◆ Task ◆
Could you rewrite the items below, changing every "feature-label" to "feature-caption", keeping everything else the same and leaving out the pictures?

-- Start Data entries --

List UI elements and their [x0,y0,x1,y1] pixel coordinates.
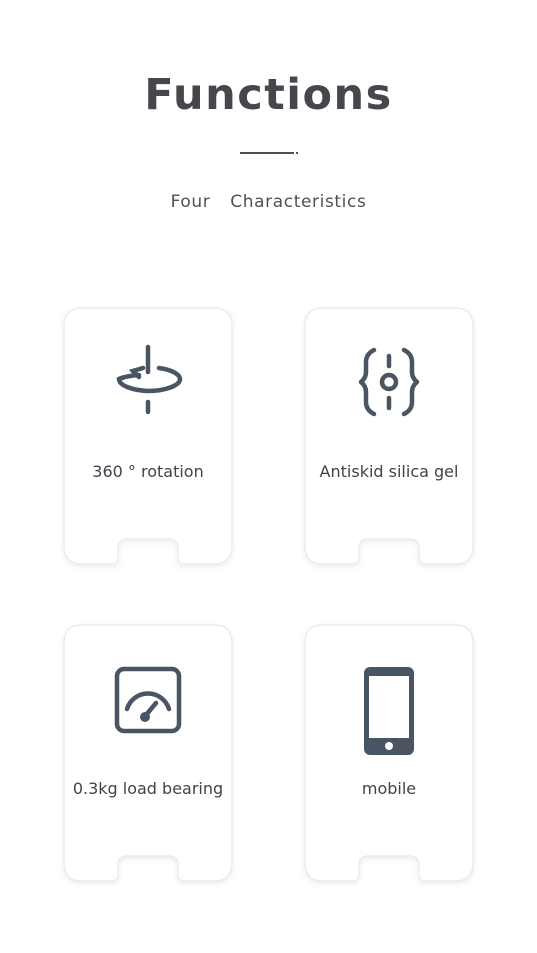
feature-card-rotation: 360 ° rotation [63,307,233,565]
title-divider [240,152,294,154]
mobile-phone-icon [364,667,414,755]
antiskid-gel-icon [358,347,420,417]
feature-label: 0.3kg load bearing [72,779,224,798]
feature-card-mobile: mobile [304,624,474,882]
feature-card-load-bearing: 0.3kg load bearing [63,624,233,882]
feature-label: Antiskid silica gel [319,462,459,481]
title-divider-dot [296,152,298,154]
feature-card-antiskid: Antiskid silica gel [304,307,474,565]
feature-label: 360 ° rotation [92,462,204,481]
rotation-360-icon [116,344,183,415]
gauge-icon [114,666,182,734]
page-subtitle: Four Characteristics [170,192,367,212]
page-title: Functions [144,70,393,120]
feature-label: mobile [361,779,417,798]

-- End Data entries --

◆ Answer to this problem ◆
List UI elements and their [x0,y0,x1,y1] pixel coordinates.
feature-card-rotation: 360 ° rotation [63,307,233,565]
title-divider [240,152,294,154]
mobile-phone-icon [364,667,414,755]
antiskid-gel-icon [358,347,420,417]
feature-caption: 0.3kg load bearing [72,779,224,798]
feature-card-mobile: mobile [304,624,474,882]
feature-card-load-bearing: 0.3kg load bearing [63,624,233,882]
feature-caption: Antiskid silica gel [319,462,459,481]
title-divider-dot [296,152,298,154]
feature-card-antiskid: Antiskid silica gel [304,307,474,565]
feature-caption: 360 ° rotation [92,462,204,481]
rotation-360-icon [116,344,183,415]
gauge-icon [114,666,182,734]
page-subtitle: Four Characteristics [170,192,367,212]
page-title: Functions [144,70,393,120]
feature-caption: mobile [361,779,417,798]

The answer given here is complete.